What is required: From the listing below, pull each line that includes "Customer".

Record excerpts:
--- Start ---
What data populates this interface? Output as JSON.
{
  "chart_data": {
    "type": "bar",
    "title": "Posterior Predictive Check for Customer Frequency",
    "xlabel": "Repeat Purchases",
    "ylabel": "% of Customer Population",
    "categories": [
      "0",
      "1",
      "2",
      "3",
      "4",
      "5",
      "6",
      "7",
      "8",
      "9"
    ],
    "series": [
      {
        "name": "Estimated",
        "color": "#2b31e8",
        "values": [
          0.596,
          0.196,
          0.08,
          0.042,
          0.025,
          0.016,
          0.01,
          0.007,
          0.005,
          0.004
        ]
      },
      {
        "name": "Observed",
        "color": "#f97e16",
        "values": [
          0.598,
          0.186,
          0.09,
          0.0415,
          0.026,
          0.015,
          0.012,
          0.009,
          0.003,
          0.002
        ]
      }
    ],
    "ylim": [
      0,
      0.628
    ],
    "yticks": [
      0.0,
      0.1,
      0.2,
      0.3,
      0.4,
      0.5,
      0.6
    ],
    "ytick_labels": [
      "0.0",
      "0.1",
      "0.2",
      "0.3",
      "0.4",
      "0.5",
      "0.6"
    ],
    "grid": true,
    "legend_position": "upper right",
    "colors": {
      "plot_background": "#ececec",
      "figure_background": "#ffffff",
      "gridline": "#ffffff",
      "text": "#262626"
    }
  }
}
--- End ---
The solution:
    "title": "Posterior Predictive Check for Customer Frequency",
    "ylabel": "% of Customer Population",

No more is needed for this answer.